### GOAL
Begin with the line holding "Transcribe this image's" and write out each following line to the end of the data, exactly. Pictures are left out.

## start DATA TO PROCESS

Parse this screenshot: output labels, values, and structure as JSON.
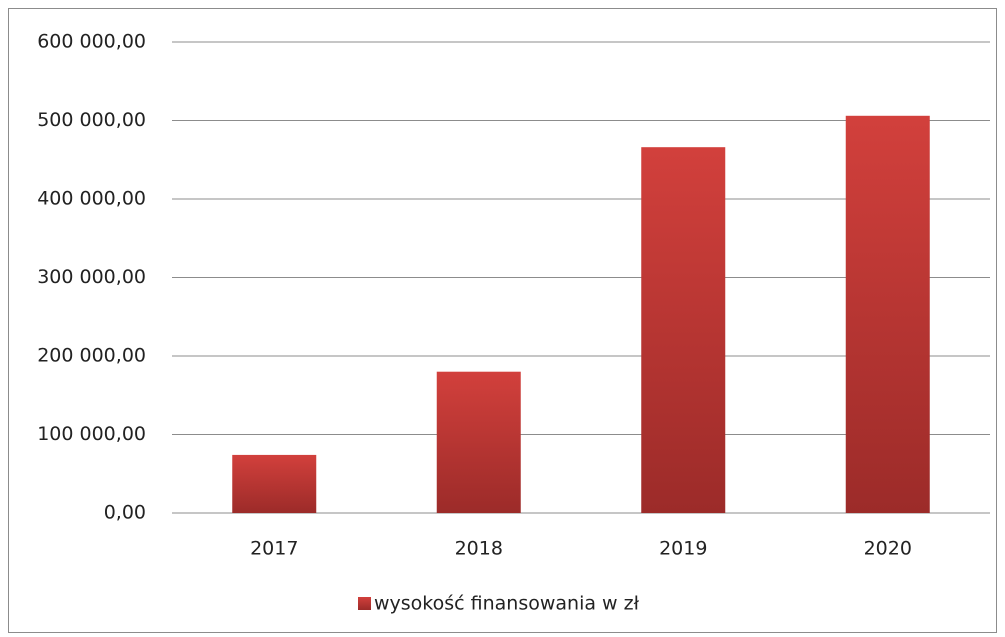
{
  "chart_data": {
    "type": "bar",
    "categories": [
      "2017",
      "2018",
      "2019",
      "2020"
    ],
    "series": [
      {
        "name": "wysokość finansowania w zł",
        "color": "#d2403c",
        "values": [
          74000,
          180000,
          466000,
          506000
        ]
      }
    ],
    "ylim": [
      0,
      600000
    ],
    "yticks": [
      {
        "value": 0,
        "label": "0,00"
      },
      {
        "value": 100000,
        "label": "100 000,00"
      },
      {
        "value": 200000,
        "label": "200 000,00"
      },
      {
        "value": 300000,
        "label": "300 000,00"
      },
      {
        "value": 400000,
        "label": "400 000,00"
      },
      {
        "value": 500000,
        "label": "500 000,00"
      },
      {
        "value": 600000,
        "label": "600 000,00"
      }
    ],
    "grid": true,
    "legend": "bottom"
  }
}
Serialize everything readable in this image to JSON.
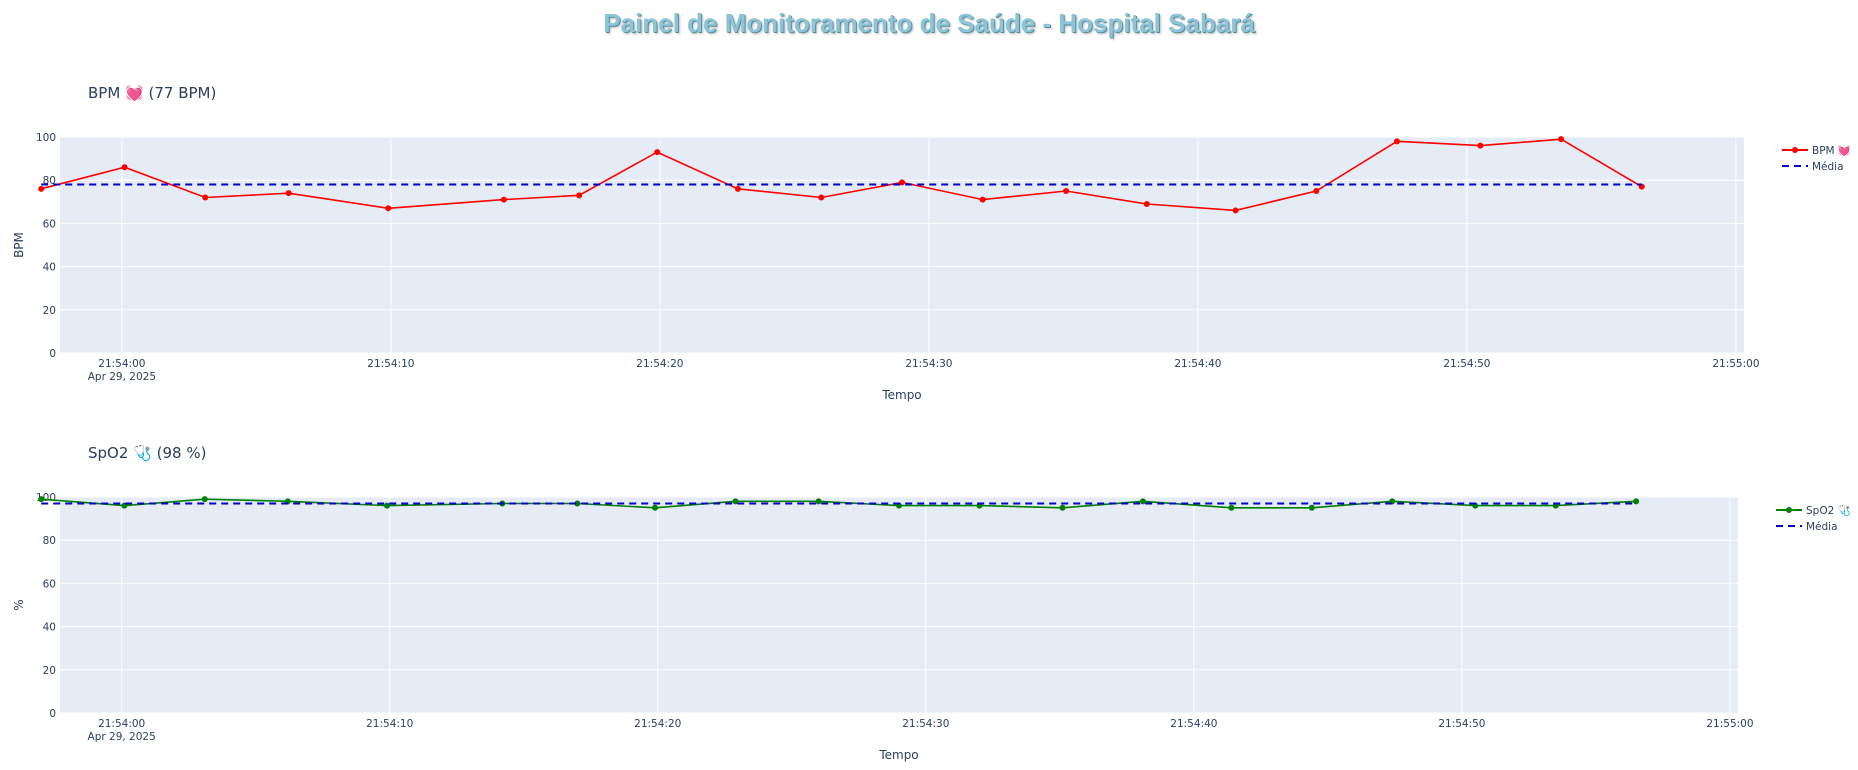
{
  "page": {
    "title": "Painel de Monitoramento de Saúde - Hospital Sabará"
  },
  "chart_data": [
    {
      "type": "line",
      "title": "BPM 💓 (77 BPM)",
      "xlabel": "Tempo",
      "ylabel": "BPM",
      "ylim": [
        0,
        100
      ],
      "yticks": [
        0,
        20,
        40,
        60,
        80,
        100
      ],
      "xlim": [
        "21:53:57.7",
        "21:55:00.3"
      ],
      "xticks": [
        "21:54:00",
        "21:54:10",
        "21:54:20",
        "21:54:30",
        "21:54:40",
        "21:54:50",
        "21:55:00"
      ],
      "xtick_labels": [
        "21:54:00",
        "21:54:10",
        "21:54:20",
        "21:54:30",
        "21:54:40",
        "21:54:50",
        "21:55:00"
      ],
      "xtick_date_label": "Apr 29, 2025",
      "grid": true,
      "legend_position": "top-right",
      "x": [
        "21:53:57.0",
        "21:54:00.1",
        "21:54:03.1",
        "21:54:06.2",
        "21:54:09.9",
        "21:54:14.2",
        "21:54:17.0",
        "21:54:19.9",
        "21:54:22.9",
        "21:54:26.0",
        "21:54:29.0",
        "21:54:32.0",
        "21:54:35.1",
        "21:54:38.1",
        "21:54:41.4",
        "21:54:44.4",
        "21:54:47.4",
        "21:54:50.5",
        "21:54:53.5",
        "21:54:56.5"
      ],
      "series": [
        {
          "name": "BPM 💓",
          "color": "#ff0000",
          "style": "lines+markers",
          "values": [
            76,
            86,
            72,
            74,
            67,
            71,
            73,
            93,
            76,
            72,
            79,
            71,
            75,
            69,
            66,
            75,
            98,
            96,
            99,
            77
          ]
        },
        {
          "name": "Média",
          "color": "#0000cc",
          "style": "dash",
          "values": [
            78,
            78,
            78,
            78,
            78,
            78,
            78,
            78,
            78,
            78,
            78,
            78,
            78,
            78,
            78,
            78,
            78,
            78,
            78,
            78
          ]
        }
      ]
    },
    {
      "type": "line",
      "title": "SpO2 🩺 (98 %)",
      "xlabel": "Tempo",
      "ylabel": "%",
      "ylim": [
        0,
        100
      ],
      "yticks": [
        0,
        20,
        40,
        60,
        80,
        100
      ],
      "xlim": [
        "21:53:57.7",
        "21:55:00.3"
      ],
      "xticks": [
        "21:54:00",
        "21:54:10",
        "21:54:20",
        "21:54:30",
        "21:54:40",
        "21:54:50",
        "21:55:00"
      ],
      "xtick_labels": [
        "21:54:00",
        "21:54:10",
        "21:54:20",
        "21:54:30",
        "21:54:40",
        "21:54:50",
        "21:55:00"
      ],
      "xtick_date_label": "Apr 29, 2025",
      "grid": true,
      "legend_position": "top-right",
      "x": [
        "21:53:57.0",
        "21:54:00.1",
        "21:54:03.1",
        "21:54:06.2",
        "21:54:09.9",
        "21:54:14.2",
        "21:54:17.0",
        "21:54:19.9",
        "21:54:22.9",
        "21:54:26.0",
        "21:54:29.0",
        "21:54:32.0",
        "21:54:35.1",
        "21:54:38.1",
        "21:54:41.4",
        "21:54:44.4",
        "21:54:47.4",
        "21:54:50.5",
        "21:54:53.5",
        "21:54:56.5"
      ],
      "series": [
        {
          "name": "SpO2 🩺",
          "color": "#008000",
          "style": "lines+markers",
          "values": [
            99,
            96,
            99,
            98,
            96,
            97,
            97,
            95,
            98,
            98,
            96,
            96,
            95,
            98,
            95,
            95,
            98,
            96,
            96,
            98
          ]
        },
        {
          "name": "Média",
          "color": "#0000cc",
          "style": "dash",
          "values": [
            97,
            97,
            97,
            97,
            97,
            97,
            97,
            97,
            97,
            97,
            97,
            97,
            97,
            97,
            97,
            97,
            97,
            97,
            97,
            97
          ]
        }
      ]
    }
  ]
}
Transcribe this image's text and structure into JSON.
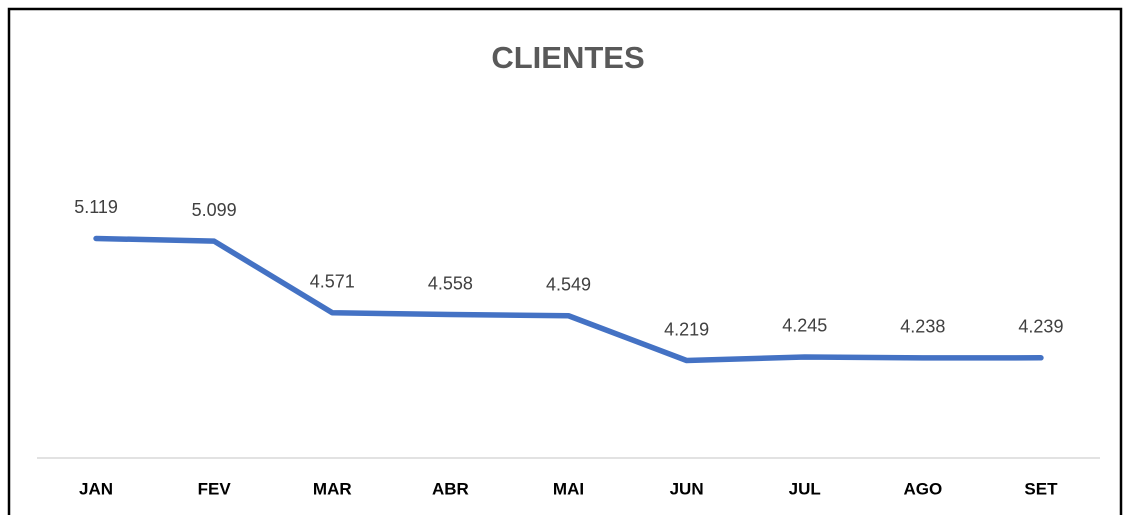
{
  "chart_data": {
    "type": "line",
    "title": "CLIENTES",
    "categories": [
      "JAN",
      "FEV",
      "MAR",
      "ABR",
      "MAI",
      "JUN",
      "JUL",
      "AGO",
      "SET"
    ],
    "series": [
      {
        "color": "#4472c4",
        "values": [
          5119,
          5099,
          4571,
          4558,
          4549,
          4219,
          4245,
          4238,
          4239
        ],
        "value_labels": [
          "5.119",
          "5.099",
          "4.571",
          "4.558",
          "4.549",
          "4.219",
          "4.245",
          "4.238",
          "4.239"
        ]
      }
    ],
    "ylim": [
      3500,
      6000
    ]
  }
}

## end DATA TO PROCESS

### RESPONSE TO THE EXERCISE
Transcribe this image's text and structure into JSON.
{
  "chart_data": {
    "type": "line",
    "title": "CLIENTES",
    "categories": [
      "JAN",
      "FEV",
      "MAR",
      "ABR",
      "MAI",
      "JUN",
      "JUL",
      "AGO",
      "SET"
    ],
    "series": [
      {
        "color": "#4472c4",
        "values": [
          5119,
          5099,
          4571,
          4558,
          4549,
          4219,
          4245,
          4238,
          4239
        ],
        "value_labels": [
          "5.119",
          "5.099",
          "4.571",
          "4.558",
          "4.549",
          "4.219",
          "4.245",
          "4.238",
          "4.239"
        ]
      }
    ],
    "ylim": [
      3500,
      6000
    ]
  }
}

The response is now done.